* **WRITTEN REQUEST**: Tell how many lines in these records contain the string "JSON", with only the number as the reply.

** Start of PROVIDED ENTRIES **

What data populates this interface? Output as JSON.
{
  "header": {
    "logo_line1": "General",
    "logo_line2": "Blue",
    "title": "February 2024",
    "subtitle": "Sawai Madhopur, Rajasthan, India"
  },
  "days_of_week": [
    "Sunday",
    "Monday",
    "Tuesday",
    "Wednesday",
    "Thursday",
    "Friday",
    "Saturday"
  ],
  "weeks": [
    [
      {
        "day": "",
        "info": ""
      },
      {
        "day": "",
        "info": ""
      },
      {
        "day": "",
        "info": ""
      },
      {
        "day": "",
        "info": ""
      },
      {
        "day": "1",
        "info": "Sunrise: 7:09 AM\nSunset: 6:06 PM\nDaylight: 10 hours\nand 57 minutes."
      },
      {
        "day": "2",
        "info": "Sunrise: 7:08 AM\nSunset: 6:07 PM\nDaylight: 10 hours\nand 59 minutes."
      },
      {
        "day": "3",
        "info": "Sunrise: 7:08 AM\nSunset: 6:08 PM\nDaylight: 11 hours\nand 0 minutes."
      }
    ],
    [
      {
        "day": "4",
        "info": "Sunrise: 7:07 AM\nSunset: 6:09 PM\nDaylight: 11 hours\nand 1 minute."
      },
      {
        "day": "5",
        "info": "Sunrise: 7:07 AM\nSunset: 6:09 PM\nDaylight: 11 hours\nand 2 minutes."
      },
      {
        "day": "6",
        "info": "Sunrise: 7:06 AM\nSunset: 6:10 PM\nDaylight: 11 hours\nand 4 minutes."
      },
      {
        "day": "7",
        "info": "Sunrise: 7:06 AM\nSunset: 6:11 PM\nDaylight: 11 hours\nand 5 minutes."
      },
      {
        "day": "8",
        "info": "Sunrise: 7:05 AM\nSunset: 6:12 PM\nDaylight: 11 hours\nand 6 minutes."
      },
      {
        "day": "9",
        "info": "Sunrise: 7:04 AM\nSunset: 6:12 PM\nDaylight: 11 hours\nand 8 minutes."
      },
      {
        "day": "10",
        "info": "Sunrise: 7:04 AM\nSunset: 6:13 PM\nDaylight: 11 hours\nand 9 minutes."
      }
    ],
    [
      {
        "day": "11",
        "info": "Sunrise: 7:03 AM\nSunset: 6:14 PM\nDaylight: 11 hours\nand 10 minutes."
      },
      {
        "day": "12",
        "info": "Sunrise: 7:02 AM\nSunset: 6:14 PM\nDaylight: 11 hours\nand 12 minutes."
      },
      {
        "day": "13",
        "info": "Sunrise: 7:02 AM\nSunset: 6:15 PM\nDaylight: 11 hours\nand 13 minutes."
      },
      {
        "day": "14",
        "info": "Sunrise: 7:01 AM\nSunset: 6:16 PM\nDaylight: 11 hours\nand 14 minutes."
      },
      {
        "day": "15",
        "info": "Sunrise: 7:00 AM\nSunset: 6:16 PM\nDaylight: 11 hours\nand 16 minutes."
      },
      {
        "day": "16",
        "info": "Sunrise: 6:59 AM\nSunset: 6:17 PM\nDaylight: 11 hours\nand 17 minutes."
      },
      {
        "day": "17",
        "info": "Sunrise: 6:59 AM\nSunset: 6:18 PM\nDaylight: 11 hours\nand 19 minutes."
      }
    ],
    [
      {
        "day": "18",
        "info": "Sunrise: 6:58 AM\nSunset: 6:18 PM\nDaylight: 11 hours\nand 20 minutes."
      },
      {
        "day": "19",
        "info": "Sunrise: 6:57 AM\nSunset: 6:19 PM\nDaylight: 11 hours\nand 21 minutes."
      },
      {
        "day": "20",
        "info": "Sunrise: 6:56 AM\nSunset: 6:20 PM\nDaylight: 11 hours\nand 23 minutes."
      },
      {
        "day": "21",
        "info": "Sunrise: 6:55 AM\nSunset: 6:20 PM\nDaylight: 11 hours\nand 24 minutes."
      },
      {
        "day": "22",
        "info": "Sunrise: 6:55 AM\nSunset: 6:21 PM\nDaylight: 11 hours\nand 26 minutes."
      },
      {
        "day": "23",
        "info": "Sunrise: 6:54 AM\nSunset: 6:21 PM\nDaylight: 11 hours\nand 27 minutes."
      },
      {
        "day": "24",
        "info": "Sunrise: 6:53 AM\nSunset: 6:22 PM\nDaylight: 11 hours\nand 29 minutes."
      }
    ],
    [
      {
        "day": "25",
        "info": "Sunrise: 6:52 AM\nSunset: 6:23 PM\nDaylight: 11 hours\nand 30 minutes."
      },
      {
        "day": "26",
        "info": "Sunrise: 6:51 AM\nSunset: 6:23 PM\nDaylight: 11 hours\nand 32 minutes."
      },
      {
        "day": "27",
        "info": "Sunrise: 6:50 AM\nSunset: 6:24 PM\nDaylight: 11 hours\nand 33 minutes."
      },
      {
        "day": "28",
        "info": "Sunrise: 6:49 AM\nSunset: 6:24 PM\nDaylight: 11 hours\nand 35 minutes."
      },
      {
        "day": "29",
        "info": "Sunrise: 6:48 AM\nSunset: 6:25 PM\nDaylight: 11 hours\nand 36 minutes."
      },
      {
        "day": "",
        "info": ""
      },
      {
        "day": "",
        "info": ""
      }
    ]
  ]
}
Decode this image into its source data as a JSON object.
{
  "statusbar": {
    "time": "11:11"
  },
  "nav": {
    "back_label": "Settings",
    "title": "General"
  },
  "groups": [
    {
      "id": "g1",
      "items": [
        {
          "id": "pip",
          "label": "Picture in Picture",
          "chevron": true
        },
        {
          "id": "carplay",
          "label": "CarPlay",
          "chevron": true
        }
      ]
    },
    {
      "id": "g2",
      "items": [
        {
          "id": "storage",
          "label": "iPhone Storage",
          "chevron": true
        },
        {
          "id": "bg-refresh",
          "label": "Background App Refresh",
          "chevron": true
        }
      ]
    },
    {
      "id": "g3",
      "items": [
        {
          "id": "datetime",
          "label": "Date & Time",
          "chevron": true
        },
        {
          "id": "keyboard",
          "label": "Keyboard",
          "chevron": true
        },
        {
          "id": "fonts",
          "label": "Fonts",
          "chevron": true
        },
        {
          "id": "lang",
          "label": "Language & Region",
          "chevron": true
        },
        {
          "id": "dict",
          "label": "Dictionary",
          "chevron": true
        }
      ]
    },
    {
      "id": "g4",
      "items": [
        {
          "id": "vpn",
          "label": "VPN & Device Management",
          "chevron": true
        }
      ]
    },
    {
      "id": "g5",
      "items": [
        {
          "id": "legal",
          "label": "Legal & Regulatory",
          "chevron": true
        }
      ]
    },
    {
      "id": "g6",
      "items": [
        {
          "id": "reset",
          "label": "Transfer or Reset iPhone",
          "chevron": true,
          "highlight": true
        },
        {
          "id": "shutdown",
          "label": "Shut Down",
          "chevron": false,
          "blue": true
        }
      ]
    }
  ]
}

** End of PROVIDED ENTRIES **
** Start of PROVIDED ENTRIES **

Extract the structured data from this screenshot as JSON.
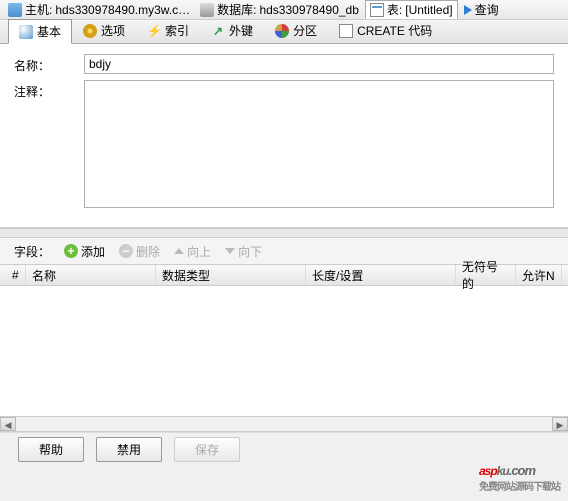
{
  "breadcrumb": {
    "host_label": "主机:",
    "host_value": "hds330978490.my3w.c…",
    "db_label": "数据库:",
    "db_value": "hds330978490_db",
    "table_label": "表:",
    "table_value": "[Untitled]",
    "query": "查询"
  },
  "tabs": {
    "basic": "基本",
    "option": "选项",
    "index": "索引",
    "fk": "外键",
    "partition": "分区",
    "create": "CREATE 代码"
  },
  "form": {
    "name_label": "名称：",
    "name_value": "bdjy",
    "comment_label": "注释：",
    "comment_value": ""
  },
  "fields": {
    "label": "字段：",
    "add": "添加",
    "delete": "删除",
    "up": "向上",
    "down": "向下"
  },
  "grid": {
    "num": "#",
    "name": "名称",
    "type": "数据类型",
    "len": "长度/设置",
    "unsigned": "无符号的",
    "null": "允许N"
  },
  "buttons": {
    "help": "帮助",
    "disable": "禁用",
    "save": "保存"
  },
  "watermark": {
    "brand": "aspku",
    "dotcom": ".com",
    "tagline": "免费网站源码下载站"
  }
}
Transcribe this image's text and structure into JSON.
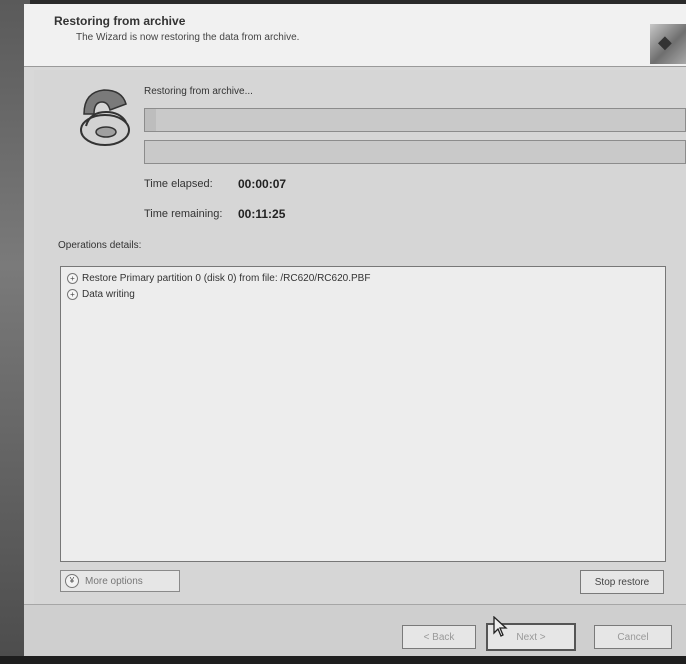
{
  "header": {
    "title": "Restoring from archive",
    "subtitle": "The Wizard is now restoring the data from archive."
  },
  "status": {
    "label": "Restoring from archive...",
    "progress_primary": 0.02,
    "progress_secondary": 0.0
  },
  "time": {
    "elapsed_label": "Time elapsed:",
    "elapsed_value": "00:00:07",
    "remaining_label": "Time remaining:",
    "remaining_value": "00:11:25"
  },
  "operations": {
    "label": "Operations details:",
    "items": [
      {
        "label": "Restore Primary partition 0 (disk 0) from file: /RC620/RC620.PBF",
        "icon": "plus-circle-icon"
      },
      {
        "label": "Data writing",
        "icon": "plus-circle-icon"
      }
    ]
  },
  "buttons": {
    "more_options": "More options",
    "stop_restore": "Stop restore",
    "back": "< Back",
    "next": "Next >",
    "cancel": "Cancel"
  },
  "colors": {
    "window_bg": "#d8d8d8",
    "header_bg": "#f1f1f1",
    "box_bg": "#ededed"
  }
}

** End of PROVIDED ENTRIES **
** Start of PROVIDED ENTRIES **

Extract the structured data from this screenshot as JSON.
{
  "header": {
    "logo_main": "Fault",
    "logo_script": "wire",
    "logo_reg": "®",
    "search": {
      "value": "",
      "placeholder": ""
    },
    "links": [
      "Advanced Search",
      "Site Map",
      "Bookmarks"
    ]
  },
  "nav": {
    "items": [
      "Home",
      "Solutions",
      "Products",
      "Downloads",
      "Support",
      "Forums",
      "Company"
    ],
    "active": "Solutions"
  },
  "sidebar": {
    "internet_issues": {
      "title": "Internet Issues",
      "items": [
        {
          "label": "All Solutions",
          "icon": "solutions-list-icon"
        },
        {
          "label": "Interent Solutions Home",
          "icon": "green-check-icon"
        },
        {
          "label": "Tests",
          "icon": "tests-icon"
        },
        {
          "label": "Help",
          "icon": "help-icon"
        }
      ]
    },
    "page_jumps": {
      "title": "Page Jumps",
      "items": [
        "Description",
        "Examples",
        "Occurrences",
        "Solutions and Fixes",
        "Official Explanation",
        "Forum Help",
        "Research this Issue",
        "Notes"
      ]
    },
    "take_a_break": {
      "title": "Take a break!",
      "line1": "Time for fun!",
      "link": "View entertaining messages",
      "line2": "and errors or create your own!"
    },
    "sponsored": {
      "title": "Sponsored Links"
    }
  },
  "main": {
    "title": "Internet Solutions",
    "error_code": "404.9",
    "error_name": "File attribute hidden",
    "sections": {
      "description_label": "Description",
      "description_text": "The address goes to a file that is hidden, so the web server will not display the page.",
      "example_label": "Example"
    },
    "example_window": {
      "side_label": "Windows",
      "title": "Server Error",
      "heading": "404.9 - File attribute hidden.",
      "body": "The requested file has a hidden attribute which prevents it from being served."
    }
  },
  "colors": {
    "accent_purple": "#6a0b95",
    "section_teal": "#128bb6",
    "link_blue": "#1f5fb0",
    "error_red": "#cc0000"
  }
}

** End of PROVIDED ENTRIES **

* **FINAL RESULT**: 5